» TASK PROMPT:
Copy out the listing that follows exactly, dropping every picture.

» Stored entries:
──────

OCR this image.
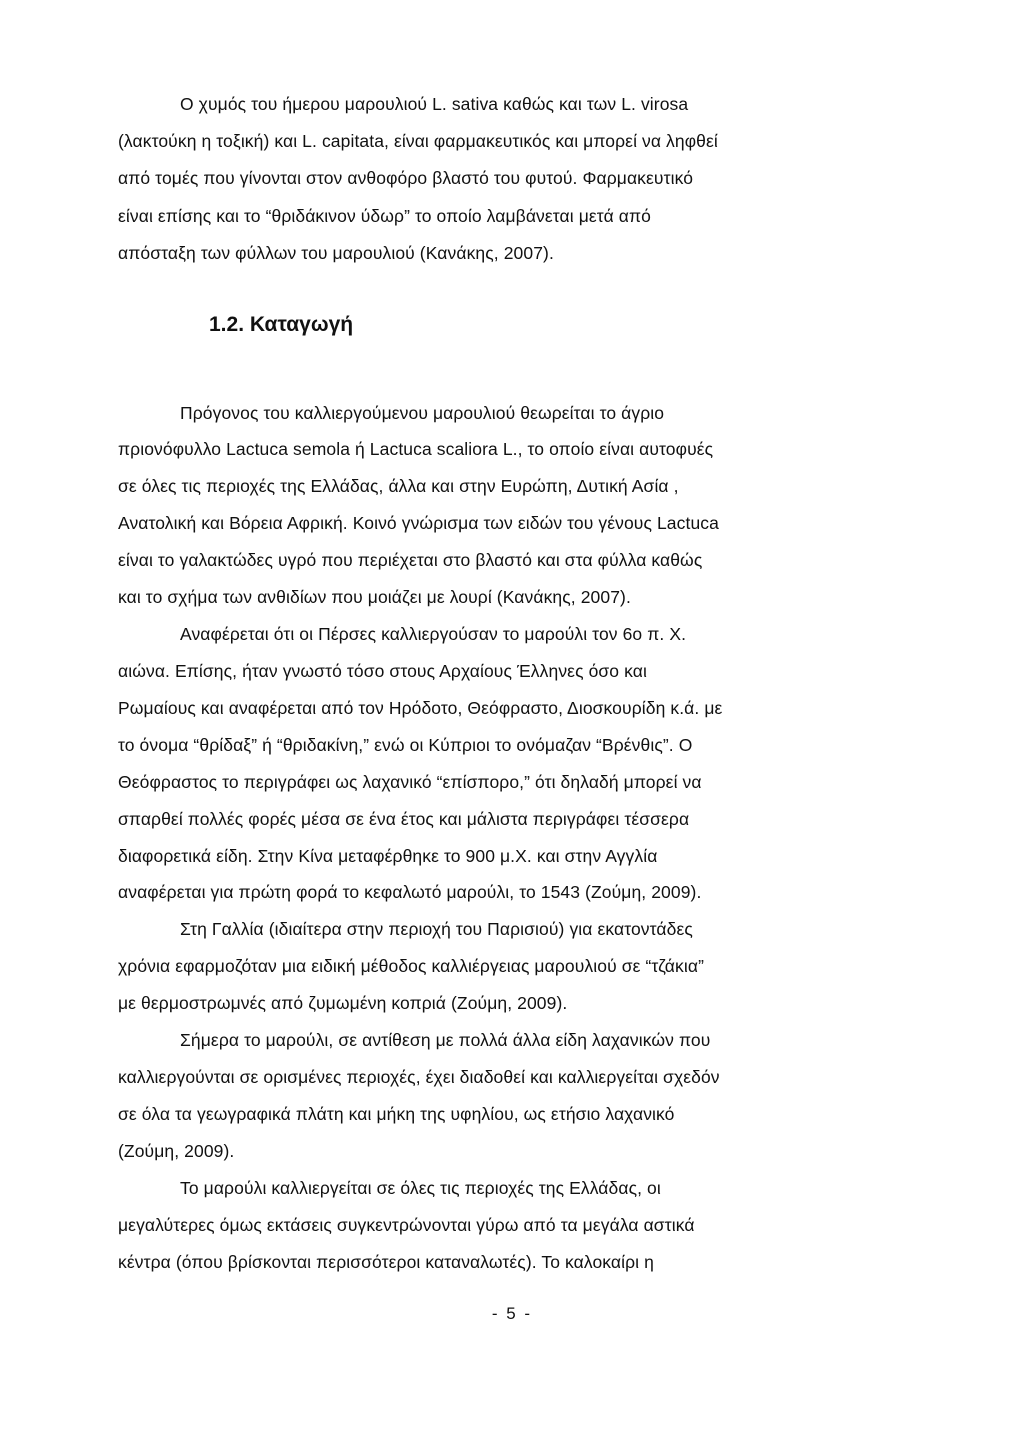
Ο χυμός του ήμερου μαρουλιού L. sativa καθώς και των L. virosa
(λακτούκη η τοξική) και L. capitata, είναι φαρμακευτικός και μπορεί να ληφθεί
από τομές που γίνονται στον ανθοφόρο βλαστό του φυτού. Φαρμακευτικό
είναι επίσης και το “θριδάκινον ύδωρ” το οποίο λαμβάνεται μετά από
απόσταξη των φύλλων του μαρουλιού (Κανάκης, 2007).
1.2. Καταγωγή
Πρόγονος του καλλιεργούμενου μαρουλιού θεωρείται το άγριο
πριονόφυλλο Lactuca semola ή Lactuca scaliora L., το οποίο είναι αυτοφυές
σε όλες τις περιοχές της Ελλάδας, άλλα και στην Ευρώπη, Δυτική Ασία ,
Ανατολική και Βόρεια Αφρική. Κοινό γνώρισμα των ειδών του γένους Lactuca
είναι το γαλακτώδες υγρό που περιέχεται στο βλαστό και στα φύλλα καθώς
και το σχήμα των ανθιδίων που μοιάζει με λουρί (Κανάκης, 2007).
Αναφέρεται ότι οι Πέρσες καλλιεργούσαν το μαρούλι τον 6ο π. Χ.
αιώνα. Επίσης, ήταν γνωστό τόσο στους Αρχαίους Έλληνες όσο και
Ρωμαίους και αναφέρεται από τον Ηρόδοτο, Θεόφραστο, Διοσκουρίδη κ.ά. με
το όνομα “θρίδαξ” ή “θριδακίνη,” ενώ οι Κύπριοι το ονόμαζαν “Βρένθις”. Ο
Θεόφραστος το περιγράφει ως λαχανικό “επίσπορο,” ότι δηλαδή μπορεί να
σπαρθεί πολλές φορές μέσα σε ένα έτος και μάλιστα περιγράφει τέσσερα
διαφορετικά είδη. Στην Κίνα μεταφέρθηκε το 900 μ.Χ. και στην Αγγλία
αναφέρεται για πρώτη φορά το κεφαλωτό μαρούλι, το 1543 (Ζούμη, 2009).
Στη Γαλλία (ιδιαίτερα στην περιοχή του Παρισιού) για εκατοντάδες
χρόνια εφαρμοζόταν μια ειδική μέθοδος καλλιέργειας μαρουλιού σε “τζάκια”
με θερμοστρωμνές από ζυμωμένη κοπριά (Ζούμη, 2009).
Σήμερα το μαρούλι, σε αντίθεση με πολλά άλλα είδη λαχανικών που
καλλιεργούνται σε ορισμένες περιοχές, έχει διαδοθεί και καλλιεργείται σχεδόν
σε όλα τα γεωγραφικά πλάτη και μήκη της υφηλίου, ως ετήσιο λαχανικό
(Ζούμη, 2009).
Το μαρούλι καλλιεργείται σε όλες τις περιοχές της Ελλάδας, οι
μεγαλύτερες όμως εκτάσεις συγκεντρώνονται γύρω από τα μεγάλα αστικά
κέντρα (όπου βρίσκονται περισσότεροι καταναλωτές). Το καλοκαίρι η
- 5 -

──────

» OUTPUT FOR THIS TASK:
OCR this image.
Ο χυμός του ήμερου μαρουλιού L. sativa καθώς και των L. virosa
(λακτούκη η τοξική) και L. capitata, είναι φαρμακευτικός και μπορεί να ληφθεί
από τομές που γίνονται στον ανθοφόρο βλαστό του φυτού. Φαρμακευτικό
είναι επίσης και το “θριδάκινον ύδωρ” το οποίο λαμβάνεται μετά από
απόσταξη των φύλλων του μαρουλιού (Κανάκης, 2007).
1.2. Καταγωγή
Πρόγονος του καλλιεργούμενου μαρουλιού θεωρείται το άγριο
πριονόφυλλο Lactuca semola ή Lactuca scaliora L., το οποίο είναι αυτοφυές
σε όλες τις περιοχές της Ελλάδας, άλλα και στην Ευρώπη, Δυτική Ασία ,
Ανατολική και Βόρεια Αφρική. Κοινό γνώρισμα των ειδών του γένους Lactuca
είναι το γαλακτώδες υγρό που περιέχεται στο βλαστό και στα φύλλα καθώς
και το σχήμα των ανθιδίων που μοιάζει με λουρί (Κανάκης, 2007).
Αναφέρεται ότι οι Πέρσες καλλιεργούσαν το μαρούλι τον 6ο π. Χ.
αιώνα. Επίσης, ήταν γνωστό τόσο στους Αρχαίους Έλληνες όσο και
Ρωμαίους και αναφέρεται από τον Ηρόδοτο, Θεόφραστο, Διοσκουρίδη κ.ά. με
το όνομα “θρίδαξ” ή “θριδακίνη,” ενώ οι Κύπριοι το ονόμαζαν “Βρένθις”. Ο
Θεόφραστος το περιγράφει ως λαχανικό “επίσπορο,” ότι δηλαδή μπορεί να
σπαρθεί πολλές φορές μέσα σε ένα έτος και μάλιστα περιγράφει τέσσερα
διαφορετικά είδη. Στην Κίνα μεταφέρθηκε το 900 μ.Χ. και στην Αγγλία
αναφέρεται για πρώτη φορά το κεφαλωτό μαρούλι, το 1543 (Ζούμη, 2009).
Στη Γαλλία (ιδιαίτερα στην περιοχή του Παρισιού) για εκατοντάδες
χρόνια εφαρμοζόταν μια ειδική μέθοδος καλλιέργειας μαρουλιού σε “τζάκια”
με θερμοστρωμνές από ζυμωμένη κοπριά (Ζούμη, 2009).
Σήμερα το μαρούλι, σε αντίθεση με πολλά άλλα είδη λαχανικών που
καλλιεργούνται σε ορισμένες περιοχές, έχει διαδοθεί και καλλιεργείται σχεδόν
σε όλα τα γεωγραφικά πλάτη και μήκη της υφηλίου, ως ετήσιο λαχανικό
(Ζούμη, 2009).
Το μαρούλι καλλιεργείται σε όλες τις περιοχές της Ελλάδας, οι
μεγαλύτερες όμως εκτάσεις συγκεντρώνονται γύρω από τα μεγάλα αστικά
κέντρα (όπου βρίσκονται περισσότεροι καταναλωτές). Το καλοκαίρι η
- 5 -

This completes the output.